» Data:
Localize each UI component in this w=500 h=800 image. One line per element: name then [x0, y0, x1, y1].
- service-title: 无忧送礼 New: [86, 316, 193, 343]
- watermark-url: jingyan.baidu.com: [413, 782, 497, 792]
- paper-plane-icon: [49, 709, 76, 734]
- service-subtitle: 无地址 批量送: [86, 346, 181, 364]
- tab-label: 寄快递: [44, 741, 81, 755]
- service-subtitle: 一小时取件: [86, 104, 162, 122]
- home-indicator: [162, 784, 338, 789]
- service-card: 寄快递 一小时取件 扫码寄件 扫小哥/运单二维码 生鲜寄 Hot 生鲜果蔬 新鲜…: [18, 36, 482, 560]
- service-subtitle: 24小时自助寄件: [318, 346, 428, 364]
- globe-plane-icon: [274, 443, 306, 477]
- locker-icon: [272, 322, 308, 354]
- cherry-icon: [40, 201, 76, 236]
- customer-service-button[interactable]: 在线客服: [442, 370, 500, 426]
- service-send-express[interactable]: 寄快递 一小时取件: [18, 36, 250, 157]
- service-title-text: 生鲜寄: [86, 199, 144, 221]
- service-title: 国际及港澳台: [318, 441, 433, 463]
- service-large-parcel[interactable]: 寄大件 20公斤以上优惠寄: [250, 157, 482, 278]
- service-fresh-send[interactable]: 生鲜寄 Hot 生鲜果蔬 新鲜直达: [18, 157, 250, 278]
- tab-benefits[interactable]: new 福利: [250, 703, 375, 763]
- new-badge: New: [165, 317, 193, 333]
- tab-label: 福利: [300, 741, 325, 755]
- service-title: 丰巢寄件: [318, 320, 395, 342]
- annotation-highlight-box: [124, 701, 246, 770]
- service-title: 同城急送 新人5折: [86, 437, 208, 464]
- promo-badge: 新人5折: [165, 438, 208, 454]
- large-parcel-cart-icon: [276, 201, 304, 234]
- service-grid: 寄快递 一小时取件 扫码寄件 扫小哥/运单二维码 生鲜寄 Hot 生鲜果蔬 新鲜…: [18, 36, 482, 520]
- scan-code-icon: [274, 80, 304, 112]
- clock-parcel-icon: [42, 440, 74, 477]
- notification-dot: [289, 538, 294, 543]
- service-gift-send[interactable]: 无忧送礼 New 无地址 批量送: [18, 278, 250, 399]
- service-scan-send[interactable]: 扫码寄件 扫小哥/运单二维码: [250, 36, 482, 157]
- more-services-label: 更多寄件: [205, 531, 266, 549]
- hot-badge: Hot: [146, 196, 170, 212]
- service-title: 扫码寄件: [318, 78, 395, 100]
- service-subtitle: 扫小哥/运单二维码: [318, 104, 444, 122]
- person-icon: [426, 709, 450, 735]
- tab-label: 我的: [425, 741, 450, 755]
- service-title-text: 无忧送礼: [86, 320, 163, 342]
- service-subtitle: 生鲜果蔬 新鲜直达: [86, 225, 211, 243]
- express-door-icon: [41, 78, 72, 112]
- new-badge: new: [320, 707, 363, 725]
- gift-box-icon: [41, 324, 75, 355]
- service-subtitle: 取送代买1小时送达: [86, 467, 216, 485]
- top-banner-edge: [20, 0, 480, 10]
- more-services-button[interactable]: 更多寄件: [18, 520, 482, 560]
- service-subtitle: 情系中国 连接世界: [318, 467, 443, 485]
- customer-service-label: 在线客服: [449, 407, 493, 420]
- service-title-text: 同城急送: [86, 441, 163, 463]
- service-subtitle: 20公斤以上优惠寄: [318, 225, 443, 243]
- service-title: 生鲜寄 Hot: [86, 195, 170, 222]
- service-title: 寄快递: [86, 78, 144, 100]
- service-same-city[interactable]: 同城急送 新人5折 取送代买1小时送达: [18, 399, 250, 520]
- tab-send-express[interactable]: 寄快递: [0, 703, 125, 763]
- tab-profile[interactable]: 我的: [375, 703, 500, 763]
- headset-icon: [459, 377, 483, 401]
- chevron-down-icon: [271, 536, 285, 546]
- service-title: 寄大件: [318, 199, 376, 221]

» Your objective:
Pull every line out of the records above and reproduce each one verbatim, keeping the original order.

» Result:
Localize each UI component in this w=500 h=800 image. One line per element: name then [x0, y0, x1, y1].
- service-title: 无忧送礼 New: [86, 316, 193, 343]
- watermark-url: jingyan.baidu.com: [413, 782, 497, 792]
- paper-plane-icon: [49, 709, 76, 734]
- service-subtitle: 无地址 批量送: [86, 346, 181, 364]
- tab-label: 寄快递: [44, 741, 81, 755]
- service-subtitle: 一小时取件: [86, 104, 162, 122]
- home-indicator: [162, 784, 338, 789]
- service-card: 寄快递 一小时取件 扫码寄件 扫小哥/运单二维码 生鲜寄 Hot 生鲜果蔬 新鲜…: [18, 36, 482, 560]
- service-subtitle: 24小时自助寄件: [318, 346, 428, 364]
- globe-plane-icon: [274, 443, 306, 477]
- locker-icon: [272, 322, 308, 354]
- cherry-icon: [40, 201, 76, 236]
- customer-service-button[interactable]: 在线客服: [442, 370, 500, 426]
- service-send-express[interactable]: 寄快递 一小时取件: [18, 36, 250, 157]
- service-title-text: 生鲜寄: [86, 199, 144, 221]
- service-title: 国际及港澳台: [318, 441, 433, 463]
- service-large-parcel[interactable]: 寄大件 20公斤以上优惠寄: [250, 157, 482, 278]
- service-fresh-send[interactable]: 生鲜寄 Hot 生鲜果蔬 新鲜直达: [18, 157, 250, 278]
- tab-benefits[interactable]: new 福利: [250, 703, 375, 763]
- new-badge: New: [165, 317, 193, 333]
- tab-label: 福利: [300, 741, 325, 755]
- service-title: 丰巢寄件: [318, 320, 395, 342]
- annotation-highlight-box: [124, 701, 246, 770]
- service-title: 同城急送 新人5折: [86, 437, 208, 464]
- promo-badge: 新人5折: [165, 438, 208, 454]
- large-parcel-cart-icon: [276, 201, 304, 234]
- service-grid: 寄快递 一小时取件 扫码寄件 扫小哥/运单二维码 生鲜寄 Hot 生鲜果蔬 新鲜…: [18, 36, 482, 520]
- scan-code-icon: [274, 80, 304, 112]
- clock-parcel-icon: [42, 440, 74, 477]
- notification-dot: [289, 538, 294, 543]
- service-gift-send[interactable]: 无忧送礼 New 无地址 批量送: [18, 278, 250, 399]
- service-scan-send[interactable]: 扫码寄件 扫小哥/运单二维码: [250, 36, 482, 157]
- more-services-label: 更多寄件: [205, 531, 266, 549]
- hot-badge: Hot: [146, 196, 170, 212]
- service-title: 扫码寄件: [318, 78, 395, 100]
- service-subtitle: 扫小哥/运单二维码: [318, 104, 444, 122]
- person-icon: [426, 709, 450, 735]
- tab-label: 我的: [425, 741, 450, 755]
- service-title-text: 无忧送礼: [86, 320, 163, 342]
- service-subtitle: 生鲜果蔬 新鲜直达: [86, 225, 211, 243]
- express-door-icon: [41, 78, 72, 112]
- new-badge: new: [320, 707, 363, 725]
- gift-box-icon: [41, 324, 75, 355]
- service-subtitle: 取送代买1小时送达: [86, 467, 216, 485]
- top-banner-edge: [20, 0, 480, 10]
- more-services-button[interactable]: 更多寄件: [18, 520, 482, 560]
- service-subtitle: 情系中国 连接世界: [318, 467, 443, 485]
- customer-service-label: 在线客服: [449, 407, 493, 420]
- service-title-text: 同城急送: [86, 441, 163, 463]
- service-subtitle: 20公斤以上优惠寄: [318, 225, 443, 243]
- service-title: 生鲜寄 Hot: [86, 195, 170, 222]
- service-title: 寄快递: [86, 78, 144, 100]
- service-same-city[interactable]: 同城急送 新人5折 取送代买1小时送达: [18, 399, 250, 520]
- tab-send-express[interactable]: 寄快递: [0, 703, 125, 763]
- tab-profile[interactable]: 我的: [375, 703, 500, 763]
- headset-icon: [459, 377, 483, 401]
- chevron-down-icon: [271, 536, 285, 546]
- service-title: 寄大件: [318, 199, 376, 221]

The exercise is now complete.